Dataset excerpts
>> Begin
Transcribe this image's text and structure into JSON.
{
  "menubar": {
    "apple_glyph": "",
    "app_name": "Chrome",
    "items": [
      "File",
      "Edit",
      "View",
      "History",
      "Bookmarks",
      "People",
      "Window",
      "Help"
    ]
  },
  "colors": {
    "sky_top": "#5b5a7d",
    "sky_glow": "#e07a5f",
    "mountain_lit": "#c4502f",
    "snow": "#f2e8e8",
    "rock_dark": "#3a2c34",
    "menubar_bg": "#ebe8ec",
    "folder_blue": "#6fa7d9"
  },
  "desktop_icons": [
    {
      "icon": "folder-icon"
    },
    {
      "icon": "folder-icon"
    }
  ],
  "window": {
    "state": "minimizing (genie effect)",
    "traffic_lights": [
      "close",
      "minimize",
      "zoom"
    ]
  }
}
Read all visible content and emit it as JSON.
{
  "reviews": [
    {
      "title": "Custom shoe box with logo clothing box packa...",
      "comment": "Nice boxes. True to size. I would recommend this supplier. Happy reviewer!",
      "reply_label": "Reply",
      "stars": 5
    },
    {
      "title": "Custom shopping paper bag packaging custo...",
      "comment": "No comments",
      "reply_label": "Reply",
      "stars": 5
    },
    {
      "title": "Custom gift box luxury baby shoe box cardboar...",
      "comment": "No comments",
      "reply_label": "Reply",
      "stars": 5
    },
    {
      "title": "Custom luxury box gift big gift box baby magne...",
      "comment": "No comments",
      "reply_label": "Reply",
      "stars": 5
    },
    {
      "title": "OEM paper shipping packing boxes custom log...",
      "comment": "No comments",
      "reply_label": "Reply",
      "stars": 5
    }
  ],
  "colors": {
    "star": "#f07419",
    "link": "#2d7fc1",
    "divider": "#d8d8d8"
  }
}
>> End
▶ _REQUIREMENTS_:
Quote each line above in full, word for word.

▶ _FINISHED EXERCISE_:
Transcribe this image's text and structure into JSON.
{
  "menubar": {
    "apple_glyph": "",
    "app_name": "Chrome",
    "items": [
      "File",
      "Edit",
      "View",
      "History",
      "Bookmarks",
      "People",
      "Window",
      "Help"
    ]
  },
  "colors": {
    "sky_top": "#5b5a7d",
    "sky_glow": "#e07a5f",
    "mountain_lit": "#c4502f",
    "snow": "#f2e8e8",
    "rock_dark": "#3a2c34",
    "menubar_bg": "#ebe8ec",
    "folder_blue": "#6fa7d9"
  },
  "desktop_icons": [
    {
      "icon": "folder-icon"
    },
    {
      "icon": "folder-icon"
    }
  ],
  "window": {
    "state": "minimizing (genie effect)",
    "traffic_lights": [
      "close",
      "minimize",
      "zoom"
    ]
  }
}
Read all visible content and emit it as JSON.
{
  "reviews": [
    {
      "title": "Custom shoe box with logo clothing box packa...",
      "comment": "Nice boxes. True to size. I would recommend this supplier. Happy reviewer!",
      "reply_label": "Reply",
      "stars": 5
    },
    {
      "title": "Custom shopping paper bag packaging custo...",
      "comment": "No comments",
      "reply_label": "Reply",
      "stars": 5
    },
    {
      "title": "Custom gift box luxury baby shoe box cardboar...",
      "comment": "No comments",
      "reply_label": "Reply",
      "stars": 5
    },
    {
      "title": "Custom luxury box gift big gift box baby magne...",
      "comment": "No comments",
      "reply_label": "Reply",
      "stars": 5
    },
    {
      "title": "OEM paper shipping packing boxes custom log...",
      "comment": "No comments",
      "reply_label": "Reply",
      "stars": 5
    }
  ],
  "colors": {
    "star": "#f07419",
    "link": "#2d7fc1",
    "divider": "#d8d8d8"
  }
}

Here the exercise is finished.